## Stored records
□ □ □
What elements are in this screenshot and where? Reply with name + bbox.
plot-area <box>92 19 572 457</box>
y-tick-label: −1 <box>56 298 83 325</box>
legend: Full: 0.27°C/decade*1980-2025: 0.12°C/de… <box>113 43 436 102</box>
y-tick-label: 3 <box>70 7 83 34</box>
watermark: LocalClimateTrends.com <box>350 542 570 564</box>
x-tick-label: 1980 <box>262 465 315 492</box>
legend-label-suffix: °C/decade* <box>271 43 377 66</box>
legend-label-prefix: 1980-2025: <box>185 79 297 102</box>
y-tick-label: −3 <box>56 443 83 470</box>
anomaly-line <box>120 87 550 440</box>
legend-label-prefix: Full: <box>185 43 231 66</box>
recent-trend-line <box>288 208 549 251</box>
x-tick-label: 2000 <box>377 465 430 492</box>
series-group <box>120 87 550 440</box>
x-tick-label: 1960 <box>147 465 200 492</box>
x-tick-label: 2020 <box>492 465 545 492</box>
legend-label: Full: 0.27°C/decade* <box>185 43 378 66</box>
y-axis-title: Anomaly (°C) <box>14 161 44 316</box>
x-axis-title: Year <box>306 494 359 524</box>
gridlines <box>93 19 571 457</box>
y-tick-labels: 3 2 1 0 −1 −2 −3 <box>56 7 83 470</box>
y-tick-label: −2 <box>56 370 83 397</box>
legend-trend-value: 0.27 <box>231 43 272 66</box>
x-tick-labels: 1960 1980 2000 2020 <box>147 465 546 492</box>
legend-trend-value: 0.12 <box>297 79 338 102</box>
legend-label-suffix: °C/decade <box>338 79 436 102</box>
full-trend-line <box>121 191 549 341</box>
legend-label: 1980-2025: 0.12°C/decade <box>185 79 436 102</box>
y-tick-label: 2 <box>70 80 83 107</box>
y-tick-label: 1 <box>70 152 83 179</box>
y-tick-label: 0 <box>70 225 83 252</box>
□ □ □
## Request
Please change every "legend-label-suffix" to "legend-unit-label" in the entries above and give them again with nothing else altered.

## Output of the task
What elements are in this screenshot and where? Reply with name + bbox.
plot-area <box>92 19 572 457</box>
y-tick-label: −1 <box>56 298 83 325</box>
legend: Full: 0.27°C/decade*1980-2025: 0.12°C/de… <box>113 43 436 102</box>
y-tick-label: 3 <box>70 7 83 34</box>
watermark: LocalClimateTrends.com <box>350 542 570 564</box>
x-tick-label: 1980 <box>262 465 315 492</box>
legend-unit-label: °C/decade* <box>271 43 377 66</box>
legend-label-prefix: 1980-2025: <box>185 79 297 102</box>
y-tick-label: −3 <box>56 443 83 470</box>
anomaly-line <box>120 87 550 440</box>
legend-label-prefix: Full: <box>185 43 231 66</box>
recent-trend-line <box>288 208 549 251</box>
x-tick-label: 2000 <box>377 465 430 492</box>
series-group <box>120 87 550 440</box>
x-tick-label: 1960 <box>147 465 200 492</box>
x-tick-label: 2020 <box>492 465 545 492</box>
legend-label: Full: 0.27°C/decade* <box>185 43 378 66</box>
y-axis-title: Anomaly (°C) <box>14 161 44 316</box>
x-axis-title: Year <box>306 494 359 524</box>
gridlines <box>93 19 571 457</box>
y-tick-labels: 3 2 1 0 −1 −2 −3 <box>56 7 83 470</box>
y-tick-label: −2 <box>56 370 83 397</box>
legend-trend-value: 0.27 <box>231 43 272 66</box>
x-tick-labels: 1960 1980 2000 2020 <box>147 465 546 492</box>
legend-trend-value: 0.12 <box>297 79 338 102</box>
legend-unit-label: °C/decade <box>338 79 436 102</box>
full-trend-line <box>121 191 549 341</box>
legend-label: 1980-2025: 0.12°C/decade <box>185 79 436 102</box>
y-tick-label: 2 <box>70 80 83 107</box>
y-tick-label: 1 <box>70 152 83 179</box>
y-tick-label: 0 <box>70 225 83 252</box>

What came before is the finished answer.